# What is needed
Copy out in full every line of the entries below that contains the string "number".

# Records supplied
* * * * * * *
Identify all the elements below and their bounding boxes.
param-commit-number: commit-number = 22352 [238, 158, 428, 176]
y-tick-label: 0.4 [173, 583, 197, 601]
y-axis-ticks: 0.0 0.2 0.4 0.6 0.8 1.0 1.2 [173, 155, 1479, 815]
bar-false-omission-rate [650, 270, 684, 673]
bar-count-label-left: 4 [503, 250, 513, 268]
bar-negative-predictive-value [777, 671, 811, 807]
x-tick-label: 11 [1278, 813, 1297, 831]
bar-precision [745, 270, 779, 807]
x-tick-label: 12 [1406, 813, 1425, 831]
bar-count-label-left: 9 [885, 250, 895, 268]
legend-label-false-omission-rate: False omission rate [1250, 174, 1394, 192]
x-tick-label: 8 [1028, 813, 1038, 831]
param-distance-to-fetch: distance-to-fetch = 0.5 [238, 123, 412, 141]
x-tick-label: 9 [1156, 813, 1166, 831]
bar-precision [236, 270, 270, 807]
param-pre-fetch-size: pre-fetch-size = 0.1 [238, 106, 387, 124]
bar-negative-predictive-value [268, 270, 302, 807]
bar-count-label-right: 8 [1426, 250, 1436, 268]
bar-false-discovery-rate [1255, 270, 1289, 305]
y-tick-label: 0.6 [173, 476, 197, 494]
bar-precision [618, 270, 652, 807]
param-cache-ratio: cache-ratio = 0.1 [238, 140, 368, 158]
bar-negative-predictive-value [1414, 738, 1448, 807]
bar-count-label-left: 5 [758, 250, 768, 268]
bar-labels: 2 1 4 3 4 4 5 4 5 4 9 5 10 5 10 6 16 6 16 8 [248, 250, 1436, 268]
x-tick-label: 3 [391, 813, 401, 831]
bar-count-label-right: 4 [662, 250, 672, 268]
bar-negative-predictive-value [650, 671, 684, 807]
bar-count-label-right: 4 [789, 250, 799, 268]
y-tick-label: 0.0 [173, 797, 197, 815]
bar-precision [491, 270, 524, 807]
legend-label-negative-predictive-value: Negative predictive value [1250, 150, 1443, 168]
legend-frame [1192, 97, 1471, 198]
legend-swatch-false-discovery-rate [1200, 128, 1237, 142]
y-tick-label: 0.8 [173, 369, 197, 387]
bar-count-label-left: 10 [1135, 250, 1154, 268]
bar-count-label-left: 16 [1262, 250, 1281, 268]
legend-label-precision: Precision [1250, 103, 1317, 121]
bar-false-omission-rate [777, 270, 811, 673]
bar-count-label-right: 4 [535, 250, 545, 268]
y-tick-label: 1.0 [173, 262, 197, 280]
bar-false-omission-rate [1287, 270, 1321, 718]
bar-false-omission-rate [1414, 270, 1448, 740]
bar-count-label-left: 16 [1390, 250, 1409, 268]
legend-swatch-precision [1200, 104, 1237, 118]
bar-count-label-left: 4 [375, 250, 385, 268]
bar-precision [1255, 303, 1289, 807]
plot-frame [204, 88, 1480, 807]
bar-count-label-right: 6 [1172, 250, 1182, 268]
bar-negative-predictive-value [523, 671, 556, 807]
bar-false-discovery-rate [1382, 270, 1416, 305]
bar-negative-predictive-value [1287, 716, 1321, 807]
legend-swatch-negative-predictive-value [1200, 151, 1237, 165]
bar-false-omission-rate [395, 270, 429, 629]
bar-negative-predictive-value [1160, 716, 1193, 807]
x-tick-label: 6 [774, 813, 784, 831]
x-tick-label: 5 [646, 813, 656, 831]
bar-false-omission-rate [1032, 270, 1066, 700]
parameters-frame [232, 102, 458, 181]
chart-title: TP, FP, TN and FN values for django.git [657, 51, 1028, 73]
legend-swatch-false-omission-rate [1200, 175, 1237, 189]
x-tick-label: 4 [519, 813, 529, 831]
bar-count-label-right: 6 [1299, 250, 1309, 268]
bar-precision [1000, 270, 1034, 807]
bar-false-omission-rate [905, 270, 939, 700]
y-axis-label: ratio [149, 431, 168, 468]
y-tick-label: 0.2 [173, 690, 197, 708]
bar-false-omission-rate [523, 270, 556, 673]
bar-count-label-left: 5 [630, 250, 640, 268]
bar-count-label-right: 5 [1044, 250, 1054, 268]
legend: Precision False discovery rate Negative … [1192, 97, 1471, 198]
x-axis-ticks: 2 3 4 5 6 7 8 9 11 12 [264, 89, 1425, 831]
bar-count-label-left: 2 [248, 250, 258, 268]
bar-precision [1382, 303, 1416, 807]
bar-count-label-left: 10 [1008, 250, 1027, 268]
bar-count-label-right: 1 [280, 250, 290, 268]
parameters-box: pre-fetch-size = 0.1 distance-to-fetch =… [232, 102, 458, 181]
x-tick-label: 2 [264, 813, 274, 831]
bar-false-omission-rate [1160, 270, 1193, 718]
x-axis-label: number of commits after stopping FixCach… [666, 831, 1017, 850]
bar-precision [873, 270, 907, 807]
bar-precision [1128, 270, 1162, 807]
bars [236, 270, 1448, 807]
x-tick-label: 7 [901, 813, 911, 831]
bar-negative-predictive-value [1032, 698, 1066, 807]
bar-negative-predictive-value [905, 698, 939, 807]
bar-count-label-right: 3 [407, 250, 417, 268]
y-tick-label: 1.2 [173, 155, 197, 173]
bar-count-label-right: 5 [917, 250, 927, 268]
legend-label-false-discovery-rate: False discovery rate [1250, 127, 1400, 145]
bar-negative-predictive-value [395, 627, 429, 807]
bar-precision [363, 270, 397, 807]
* * * * * * *
# Task result
param-commit-number: commit-number = 22352 [238, 158, 428, 176]
x-axis-label: number of commits after stopping FixCach… [666, 831, 1017, 850]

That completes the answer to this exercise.